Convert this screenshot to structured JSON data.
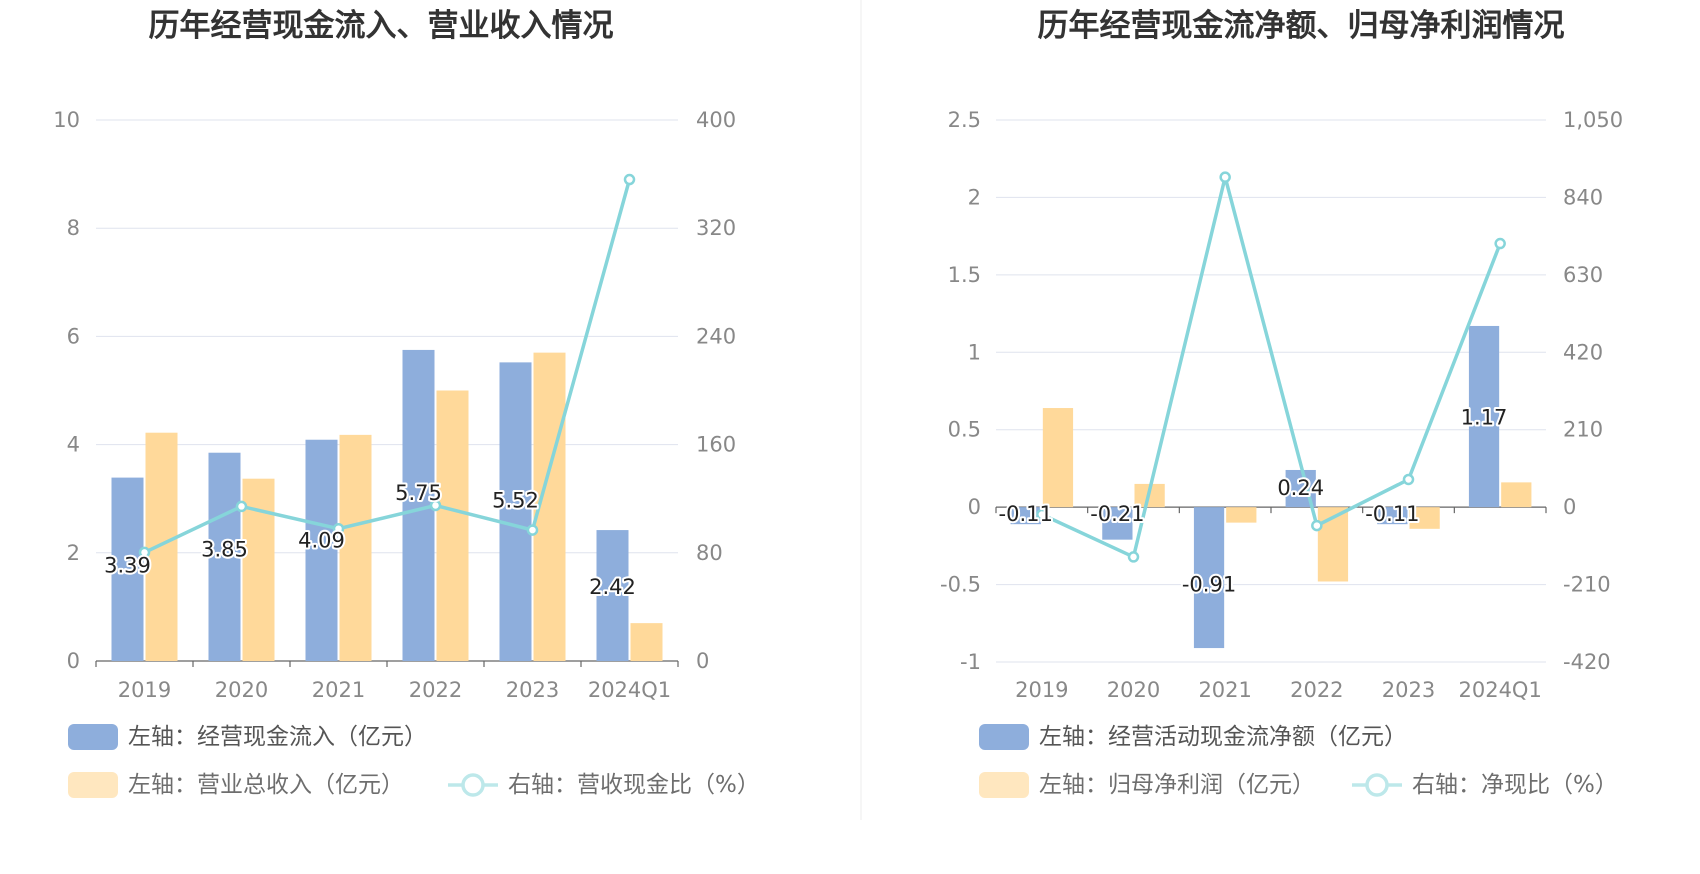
{
  "chart_data": [
    {
      "type": "bar",
      "title": "历年经营现金流入、营业收入情况",
      "categories": [
        "2019",
        "2020",
        "2021",
        "2022",
        "2023",
        "2024Q1"
      ],
      "left_axis": {
        "ylim": [
          0,
          10
        ],
        "ticks": [
          "0",
          "2",
          "4",
          "6",
          "8",
          "10"
        ]
      },
      "right_axis": {
        "ylim": [
          0,
          400
        ],
        "ticks": [
          "0",
          "80",
          "160",
          "240",
          "320",
          "400"
        ]
      },
      "series": [
        {
          "name": "左轴：经营现金流入（亿元）",
          "type": "bar",
          "axis": "left",
          "color": "#8eaedc",
          "values": [
            3.39,
            3.85,
            4.09,
            5.75,
            5.52,
            2.42
          ],
          "labels": [
            "3.39",
            "3.85",
            "4.09",
            "5.75",
            "5.52",
            "2.42"
          ]
        },
        {
          "name": "左轴：营业总收入（亿元）",
          "type": "bar",
          "axis": "left",
          "color": "#ffd99a",
          "values": [
            4.22,
            3.37,
            4.18,
            5.0,
            5.7,
            0.7
          ]
        },
        {
          "name": "右轴：营收现金比（%）",
          "type": "line",
          "axis": "right",
          "color": "#86d5da",
          "values": [
            80.3,
            114.3,
            97.8,
            115.0,
            96.8,
            356.0
          ]
        }
      ],
      "legend_position": "bottom-left",
      "grid": true
    },
    {
      "type": "bar",
      "title": "历年经营现金流净额、归母净利润情况",
      "categories": [
        "2019",
        "2020",
        "2021",
        "2022",
        "2023",
        "2024Q1"
      ],
      "left_axis": {
        "ylim": [
          -1,
          2.5
        ],
        "ticks": [
          "-1",
          "-0.5",
          "0",
          "0.5",
          "1",
          "1.5",
          "2",
          "2.5"
        ]
      },
      "right_axis": {
        "ylim": [
          -420,
          1050
        ],
        "ticks": [
          "-420",
          "-210",
          "0",
          "210",
          "420",
          "630",
          "840",
          "1,050"
        ]
      },
      "series": [
        {
          "name": "左轴：经营活动现金流净额（亿元）",
          "type": "bar",
          "axis": "left",
          "color": "#8eaedc",
          "values": [
            -0.11,
            -0.21,
            -0.91,
            0.24,
            -0.11,
            1.17
          ],
          "labels": [
            "-0.11",
            "-0.21",
            "-0.91",
            "0.24",
            "-0.11",
            "1.17"
          ]
        },
        {
          "name": "左轴：归母净利润（亿元）",
          "type": "bar",
          "axis": "left",
          "color": "#ffd99a",
          "values": [
            0.64,
            0.15,
            -0.1,
            -0.48,
            -0.14,
            0.16
          ]
        },
        {
          "name": "右轴：净现比（%）",
          "type": "line",
          "axis": "right",
          "color": "#86d5da",
          "values": [
            -20,
            -135,
            895,
            -50,
            75,
            715
          ]
        }
      ],
      "legend_position": "bottom-left",
      "grid": true
    }
  ]
}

——————————

AIM OF THE EXERCISE –
Filter the listing above by the word "name"; copy each line that passes.

RIGHT ANSWER –
          "name": "左轴：经营现金流入（亿元）",
          "name": "左轴：营业总收入（亿元）",
          "name": "右轴：营收现金比（%）",
          "name": "左轴：经营活动现金流净额（亿元）",
          "name": "左轴：归母净利润（亿元）",
          "name": "右轴：净现比（%）",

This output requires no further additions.